» **What this task involves**
Leave out the pictures, then reproduce the rest of the material exactly.
[start Data provided]
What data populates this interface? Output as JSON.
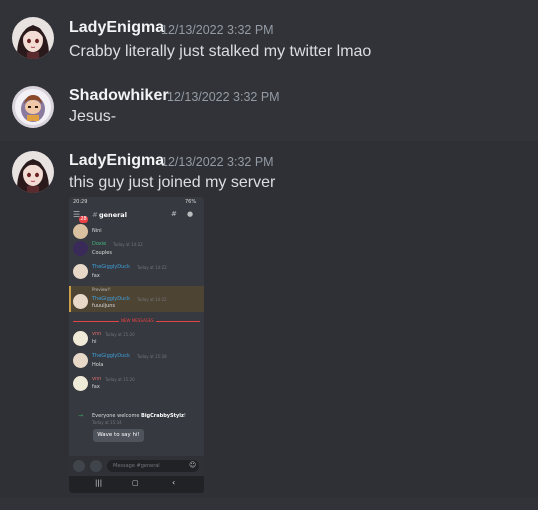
{
  "messages": [
    {
      "author": "LadyEnigma",
      "timestamp": "12/13/2022 3:32 PM",
      "content": "Crabby literally just stalked my twitter lmao"
    },
    {
      "author": "Shadowhiker",
      "timestamp": "12/13/2022 3:32 PM",
      "content": "Jesus-"
    },
    {
      "author": "LadyEnigma",
      "timestamp": "12/13/2022 3:32 PM",
      "content": "this guy just joined my server"
    }
  ],
  "attachment": {
    "status_time": "20:29",
    "battery": "76%",
    "channel": "general",
    "unread_badge": "28",
    "lines": [
      {
        "author": "",
        "time": "",
        "text": "Nini"
      },
      {
        "author": "Doxie",
        "time": "Today at 14:22",
        "text": "Couples"
      },
      {
        "author": "TheGigglyDuck",
        "time": "Today at 14:22",
        "text": "fax"
      },
      {
        "author": "TheGigglyDuck",
        "time": "Today at 14:22",
        "text": "fuuuljuns"
      },
      {
        "author": "vnn",
        "time": "Today at 15:20",
        "text": "hi"
      },
      {
        "author": "TheGigglyDuck",
        "time": "Today at 15:28",
        "text": "Hola"
      },
      {
        "author": "vnn",
        "time": "Today at 15:20",
        "text": "fax"
      }
    ],
    "reply_preview": "Preview!!",
    "new_messages_label": "NEW MESSAGES",
    "welcome_prefix": "Everyone welcome ",
    "welcome_user": "BigCrabbyStylz",
    "welcome_suffix": "!",
    "welcome_time": "Today at 15:34",
    "wave_button": "Wave to say hi!",
    "input_placeholder": "Message #general"
  },
  "colors": {
    "background": "#313338",
    "author_name": "#f2f3f5",
    "timestamp": "#949ba4",
    "message_text": "#dbdee1",
    "duck_name": "#3f9fdc",
    "doxie_name": "#43b581",
    "vnn_name": "#e06c6c"
  }
}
[end Data provided]
» **Exercise solution**
What data populates this interface? Output as JSON.
{
  "messages": [
    {
      "author": "LadyEnigma",
      "timestamp": "12/13/2022 3:32 PM",
      "content": "Crabby literally just stalked my twitter lmao"
    },
    {
      "author": "Shadowhiker",
      "timestamp": "12/13/2022 3:32 PM",
      "content": "Jesus-"
    },
    {
      "author": "LadyEnigma",
      "timestamp": "12/13/2022 3:32 PM",
      "content": "this guy just joined my server"
    }
  ],
  "attachment": {
    "status_time": "20:29",
    "battery": "76%",
    "channel": "general",
    "unread_badge": "28",
    "lines": [
      {
        "author": "",
        "time": "",
        "text": "Nini"
      },
      {
        "author": "Doxie",
        "time": "Today at 14:22",
        "text": "Couples"
      },
      {
        "author": "TheGigglyDuck",
        "time": "Today at 14:22",
        "text": "fax"
      },
      {
        "author": "TheGigglyDuck",
        "time": "Today at 14:22",
        "text": "fuuuljuns"
      },
      {
        "author": "vnn",
        "time": "Today at 15:20",
        "text": "hi"
      },
      {
        "author": "TheGigglyDuck",
        "time": "Today at 15:28",
        "text": "Hola"
      },
      {
        "author": "vnn",
        "time": "Today at 15:20",
        "text": "fax"
      }
    ],
    "reply_preview": "Preview!!",
    "new_messages_label": "NEW MESSAGES",
    "welcome_prefix": "Everyone welcome ",
    "welcome_user": "BigCrabbyStylz",
    "welcome_suffix": "!",
    "welcome_time": "Today at 15:34",
    "wave_button": "Wave to say hi!",
    "input_placeholder": "Message #general"
  },
  "colors": {
    "background": "#313338",
    "author_name": "#f2f3f5",
    "timestamp": "#949ba4",
    "message_text": "#dbdee1",
    "duck_name": "#3f9fdc",
    "doxie_name": "#43b581",
    "vnn_name": "#e06c6c"
  }
}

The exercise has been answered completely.